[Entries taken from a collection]
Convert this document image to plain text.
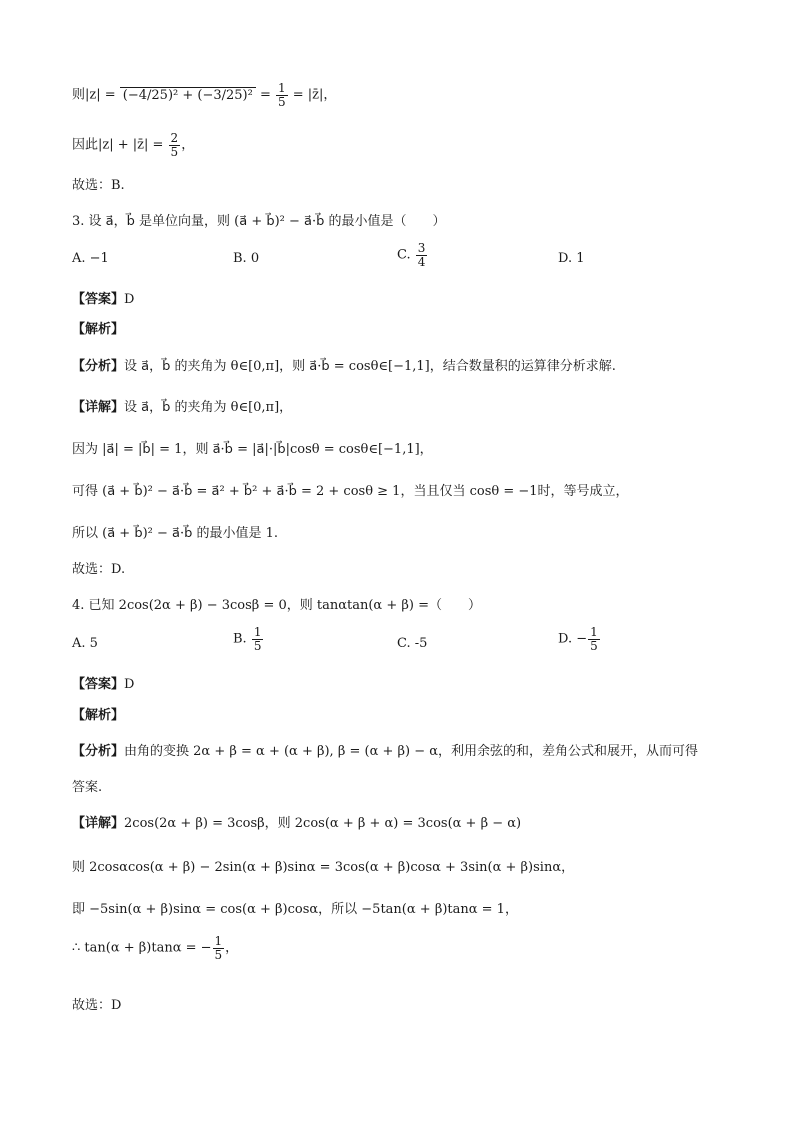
则$|z| = (-4/25)^2 + (-3/25)^2 = \frac{1}{5}$ = |z̄|，
因此|z| + |z̄| = $\frac{2}{5}$ ，
故选：B.
3. 设 a⃗，b⃗ 是单位向量，则 (a⃗ + b⃗)² − a⃗·b⃗ 的最小值是（　　）
A. −1	B. 0	C. $\frac{3}{4}$	D. 1
【答案】D
【解析】
【分析】设 a⃗，b⃗ 的夹角为 θ∈[0,π]，则 a⃗·b⃗ = cosθ∈[−1,1]，结合数量积的运算律分析求解.
【详解】设 a⃗，b⃗ 的夹角为 θ∈[0,π]，
因为 |a⃗| = |b⃗| = 1，则 a⃗·b⃗ = |a⃗|·|b⃗|cosθ = cosθ∈[−1,1]，
可得 (a⃗ + b⃗)² − a⃗·b⃗ = a⃗² + b⃗² + a⃗·b⃗ = 2 + cosθ ≥ 1，当且仅当 cosθ = −1时，等号成立，
所以 (a⃗ + b⃗)² − a⃗·b⃗ 的最小值是 1.
故选：D.
4. 已知 2cos(2α + β) − 3cosβ = 0，则 tanαtan(α + β) =（　　）
A. 5	B. $\frac{1}{5}$	C. -5	D. − $\frac{1}{5}$
【答案】D
【解析】
【分析】由角的变换 2α + β = α + (α + β), β = (α + β) − α，利用余弦的和，差角公式和展开，从而可得
答案.
【详解】2cos(2α + β) = 3cosβ，则 2cos(α + β + α) = 3cos(α + β − α)
则 2cosαcos(α + β) − 2sin(α + β)sinα = 3cos(α + β)cosα + 3sin(α + β)sinα，
即 −5sin(α + β)sinα = cos(α + β)cosα，所以 −5tan(α + β)tanα = 1，
∴ tan(α + β)tanα = − $\frac{1}{5}$ ，
故选：D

TO DO » Lines from the records above that hold "cosα" are the ones to list.

ANSWER FOR THE TASK »
则 2cosαcos(α + β) − 2sin(α + β)sinα = 3cos(α + β)cosα + 3sin(α + β)sinα，
即 −5sin(α + β)sinα = cos(α + β)cosα，所以 −5tan(α + β)tanα = 1，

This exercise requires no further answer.